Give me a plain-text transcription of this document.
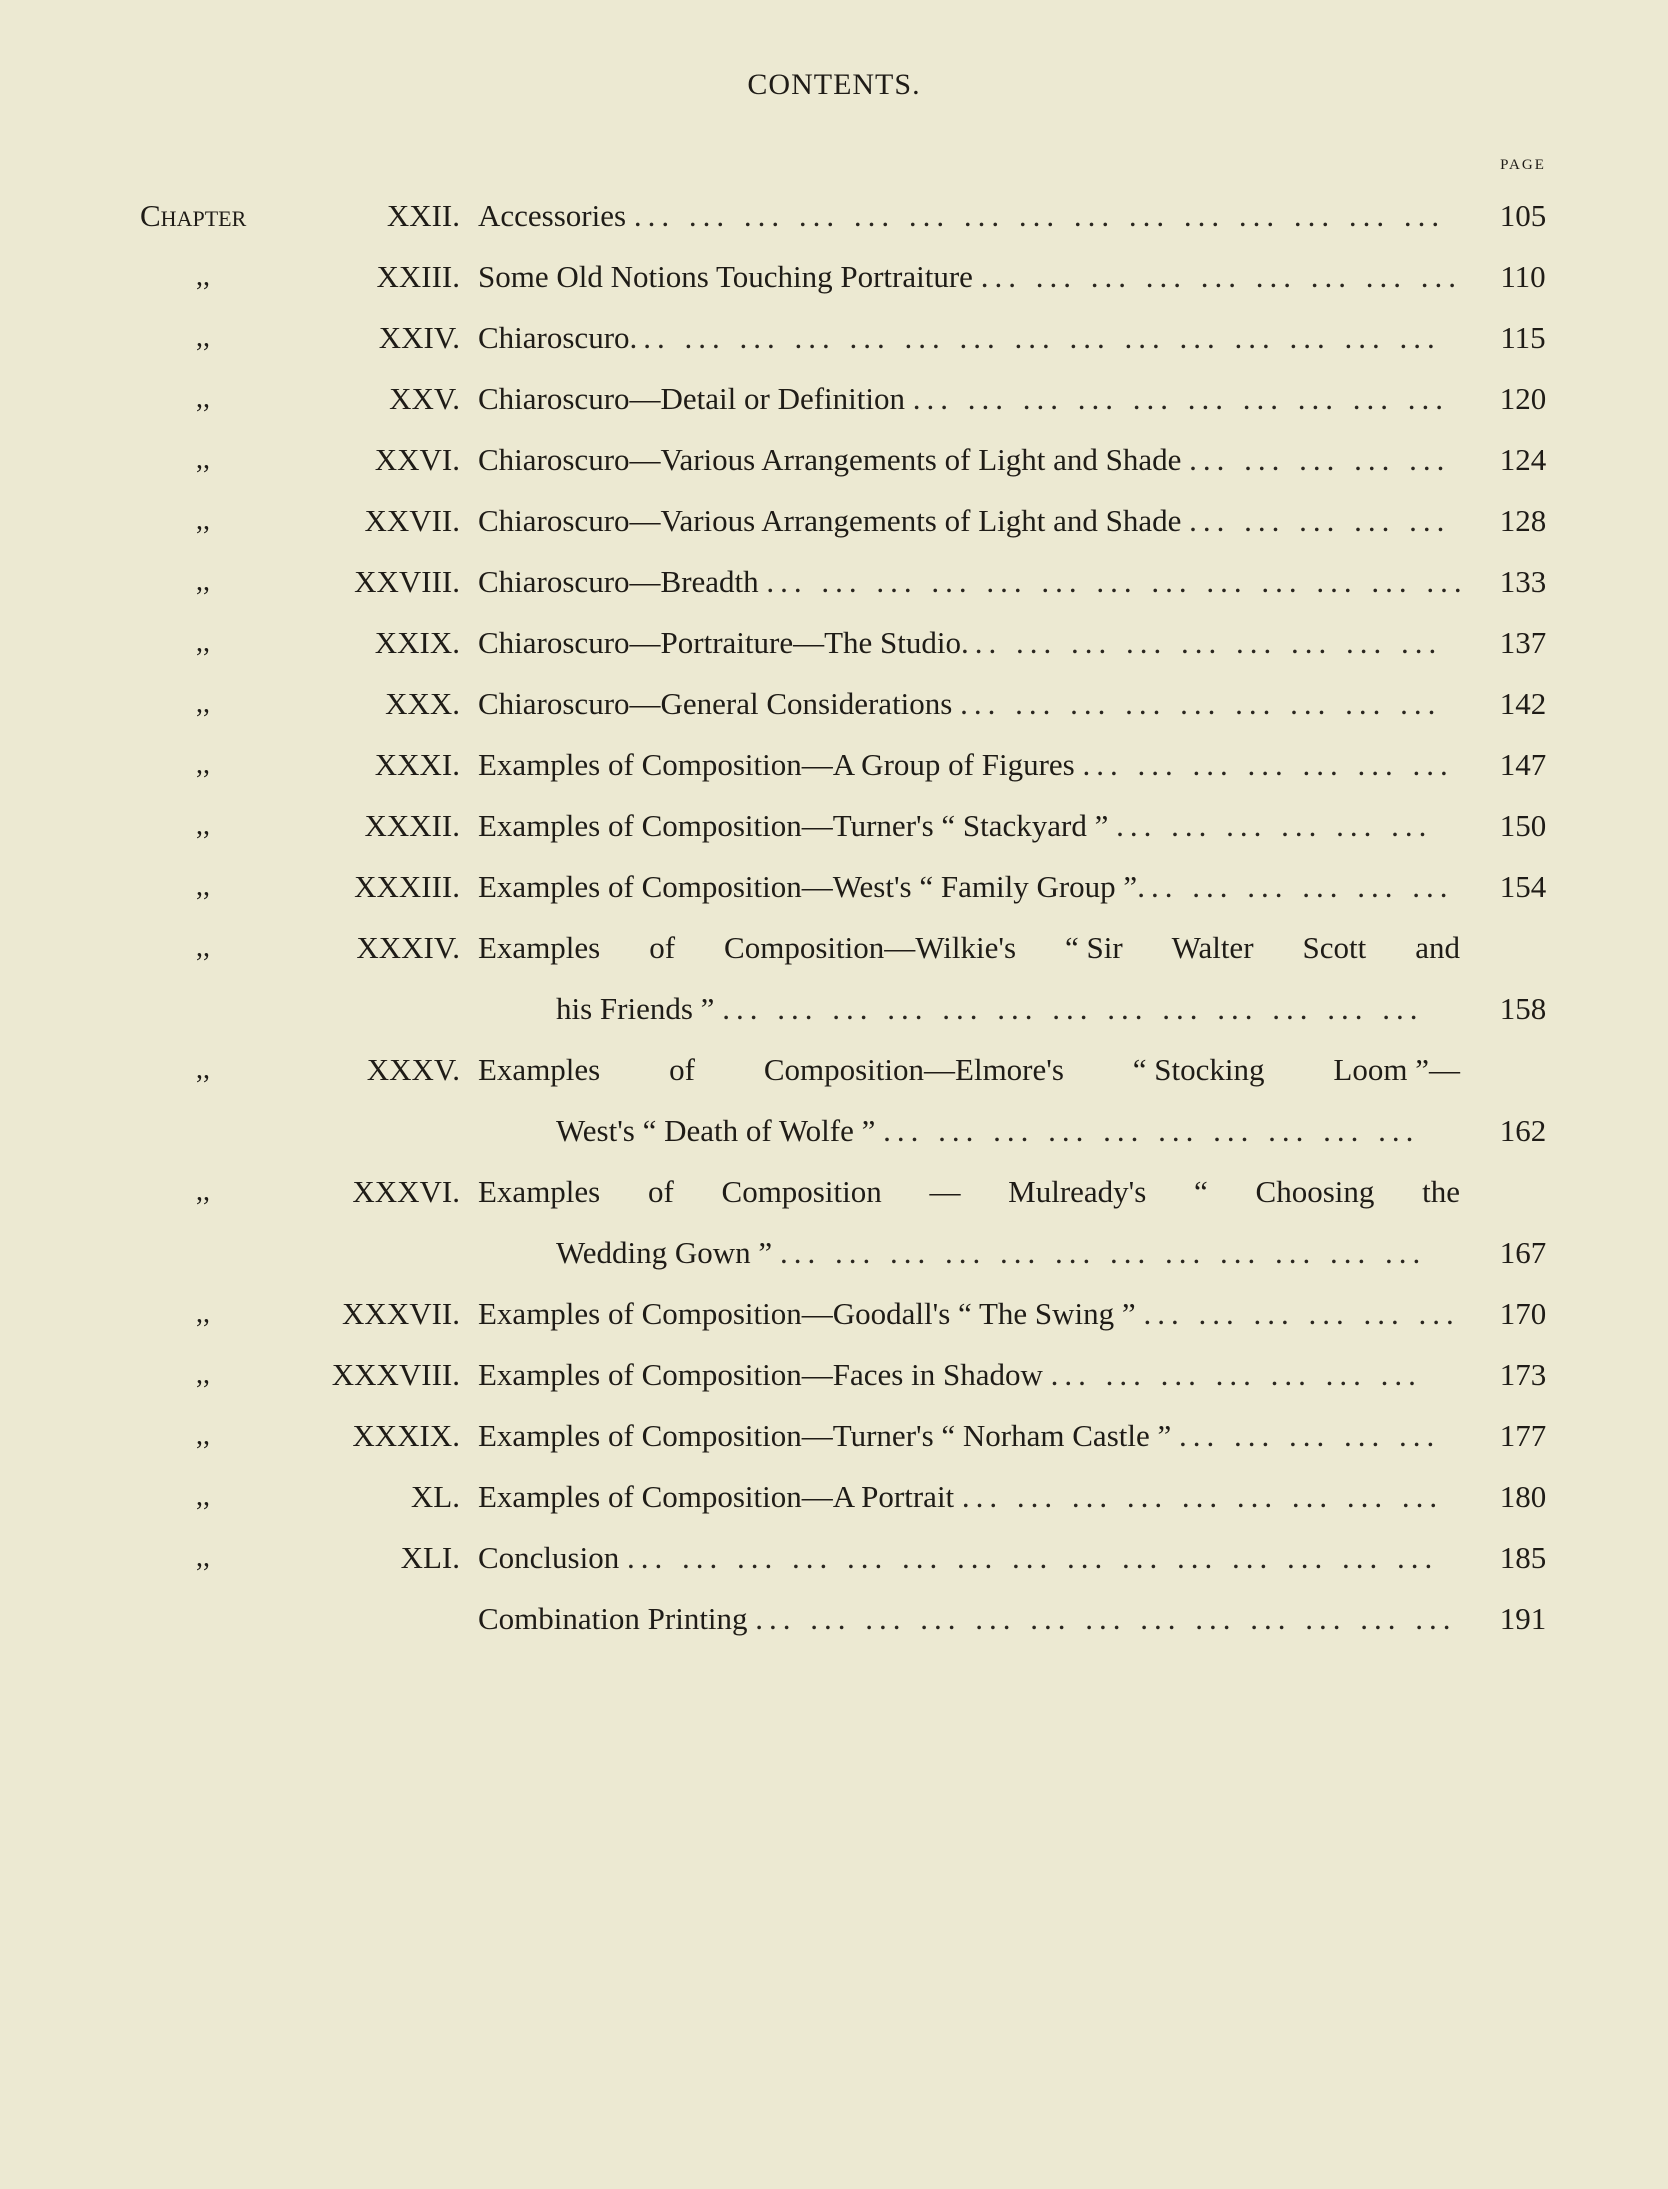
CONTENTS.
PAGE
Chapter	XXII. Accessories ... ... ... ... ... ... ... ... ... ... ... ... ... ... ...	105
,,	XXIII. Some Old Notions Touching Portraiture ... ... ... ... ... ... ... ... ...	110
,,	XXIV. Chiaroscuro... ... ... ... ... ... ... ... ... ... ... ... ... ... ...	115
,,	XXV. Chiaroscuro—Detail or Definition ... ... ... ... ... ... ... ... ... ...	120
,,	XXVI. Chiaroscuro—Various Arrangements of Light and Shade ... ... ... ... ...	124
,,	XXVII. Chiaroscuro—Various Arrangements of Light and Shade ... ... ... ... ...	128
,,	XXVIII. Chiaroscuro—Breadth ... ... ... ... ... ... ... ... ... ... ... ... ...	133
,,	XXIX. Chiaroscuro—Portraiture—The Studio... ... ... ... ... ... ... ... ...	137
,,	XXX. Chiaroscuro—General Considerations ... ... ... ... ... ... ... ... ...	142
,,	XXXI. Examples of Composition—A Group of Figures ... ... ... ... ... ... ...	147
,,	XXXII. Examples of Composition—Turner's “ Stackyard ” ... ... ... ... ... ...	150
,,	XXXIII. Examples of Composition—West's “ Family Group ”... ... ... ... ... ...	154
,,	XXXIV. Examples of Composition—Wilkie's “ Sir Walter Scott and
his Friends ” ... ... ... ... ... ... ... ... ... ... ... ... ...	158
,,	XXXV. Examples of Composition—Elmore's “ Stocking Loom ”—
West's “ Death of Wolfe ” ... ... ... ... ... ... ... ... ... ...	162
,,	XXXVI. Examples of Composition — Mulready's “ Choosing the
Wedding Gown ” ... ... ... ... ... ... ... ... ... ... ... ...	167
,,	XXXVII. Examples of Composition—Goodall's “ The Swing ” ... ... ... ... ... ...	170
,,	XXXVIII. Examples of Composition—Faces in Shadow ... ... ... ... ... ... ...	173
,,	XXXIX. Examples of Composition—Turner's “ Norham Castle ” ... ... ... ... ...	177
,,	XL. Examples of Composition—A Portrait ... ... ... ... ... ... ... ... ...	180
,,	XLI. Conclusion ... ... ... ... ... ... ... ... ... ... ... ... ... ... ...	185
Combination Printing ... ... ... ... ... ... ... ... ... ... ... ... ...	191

= = = =

◆ Exercise aim
Strip the images and reproduce the remaining records precisely.

◆ Answer
Give me a plain-text transcription of this document.
CONTENTS.
PAGE
Chapter	XXII. Accessories ... ... ... ... ... ... ... ... ... ... ... ... ... ... ...	105
,,	XXIII. Some Old Notions Touching Portraiture ... ... ... ... ... ... ... ... ...	110
,,	XXIV. Chiaroscuro... ... ... ... ... ... ... ... ... ... ... ... ... ... ...	115
,,	XXV. Chiaroscuro—Detail or Definition ... ... ... ... ... ... ... ... ... ...	120
,,	XXVI. Chiaroscuro—Various Arrangements of Light and Shade ... ... ... ... ...	124
,,	XXVII. Chiaroscuro—Various Arrangements of Light and Shade ... ... ... ... ...	128
,,	XXVIII. Chiaroscuro—Breadth ... ... ... ... ... ... ... ... ... ... ... ... ...	133
,,	XXIX. Chiaroscuro—Portraiture—The Studio... ... ... ... ... ... ... ... ...	137
,,	XXX. Chiaroscuro—General Considerations ... ... ... ... ... ... ... ... ...	142
,,	XXXI. Examples of Composition—A Group of Figures ... ... ... ... ... ... ...	147
,,	XXXII. Examples of Composition—Turner's “ Stackyard ” ... ... ... ... ... ...	150
,,	XXXIII. Examples of Composition—West's “ Family Group ”... ... ... ... ... ...	154
,,	XXXIV. Examples of Composition—Wilkie's “ Sir Walter Scott and
his Friends ” ... ... ... ... ... ... ... ... ... ... ... ... ...	158
,,	XXXV. Examples of Composition—Elmore's “ Stocking Loom ”—
West's “ Death of Wolfe ” ... ... ... ... ... ... ... ... ... ...	162
,,	XXXVI. Examples of Composition — Mulready's “ Choosing the
Wedding Gown ” ... ... ... ... ... ... ... ... ... ... ... ...	167
,,	XXXVII. Examples of Composition—Goodall's “ The Swing ” ... ... ... ... ... ...	170
,,	XXXVIII. Examples of Composition—Faces in Shadow ... ... ... ... ... ... ...	173
,,	XXXIX. Examples of Composition—Turner's “ Norham Castle ” ... ... ... ... ...	177
,,	XL. Examples of Composition—A Portrait ... ... ... ... ... ... ... ... ...	180
,,	XLI. Conclusion ... ... ... ... ... ... ... ... ... ... ... ... ... ... ...	185
Combination Printing ... ... ... ... ... ... ... ... ... ... ... ... ...	191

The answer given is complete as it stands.